[Extracted data entries]
● ● ● ●

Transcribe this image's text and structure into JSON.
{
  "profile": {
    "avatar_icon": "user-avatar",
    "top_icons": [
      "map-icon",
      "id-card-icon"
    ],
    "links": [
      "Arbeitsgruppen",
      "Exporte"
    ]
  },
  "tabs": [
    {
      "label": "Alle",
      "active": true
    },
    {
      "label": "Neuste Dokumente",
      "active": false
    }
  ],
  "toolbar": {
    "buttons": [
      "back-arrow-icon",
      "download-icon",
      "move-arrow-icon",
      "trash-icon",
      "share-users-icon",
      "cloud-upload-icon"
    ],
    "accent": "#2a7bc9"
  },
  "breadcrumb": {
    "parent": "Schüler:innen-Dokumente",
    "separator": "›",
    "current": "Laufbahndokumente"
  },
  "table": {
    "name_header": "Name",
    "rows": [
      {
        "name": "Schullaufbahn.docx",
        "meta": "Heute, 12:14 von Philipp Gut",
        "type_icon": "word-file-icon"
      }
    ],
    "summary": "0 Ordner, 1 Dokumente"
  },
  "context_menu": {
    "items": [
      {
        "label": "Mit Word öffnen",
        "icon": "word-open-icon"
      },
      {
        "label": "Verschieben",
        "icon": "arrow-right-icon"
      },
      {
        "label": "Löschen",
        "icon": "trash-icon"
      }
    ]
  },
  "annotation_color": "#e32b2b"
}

● ● ● ●

Repeat the data verbatim.

(Reply):
Transcribe this image's text and structure into JSON.
{
  "profile": {
    "avatar_icon": "user-avatar",
    "top_icons": [
      "map-icon",
      "id-card-icon"
    ],
    "links": [
      "Arbeitsgruppen",
      "Exporte"
    ]
  },
  "tabs": [
    {
      "label": "Alle",
      "active": true
    },
    {
      "label": "Neuste Dokumente",
      "active": false
    }
  ],
  "toolbar": {
    "buttons": [
      "back-arrow-icon",
      "download-icon",
      "move-arrow-icon",
      "trash-icon",
      "share-users-icon",
      "cloud-upload-icon"
    ],
    "accent": "#2a7bc9"
  },
  "breadcrumb": {
    "parent": "Schüler:innen-Dokumente",
    "separator": "›",
    "current": "Laufbahndokumente"
  },
  "table": {
    "name_header": "Name",
    "rows": [
      {
        "name": "Schullaufbahn.docx",
        "meta": "Heute, 12:14 von Philipp Gut",
        "type_icon": "word-file-icon"
      }
    ],
    "summary": "0 Ordner, 1 Dokumente"
  },
  "context_menu": {
    "items": [
      {
        "label": "Mit Word öffnen",
        "icon": "word-open-icon"
      },
      {
        "label": "Verschieben",
        "icon": "arrow-right-icon"
      },
      {
        "label": "Löschen",
        "icon": "trash-icon"
      }
    ]
  },
  "annotation_color": "#e32b2b"
}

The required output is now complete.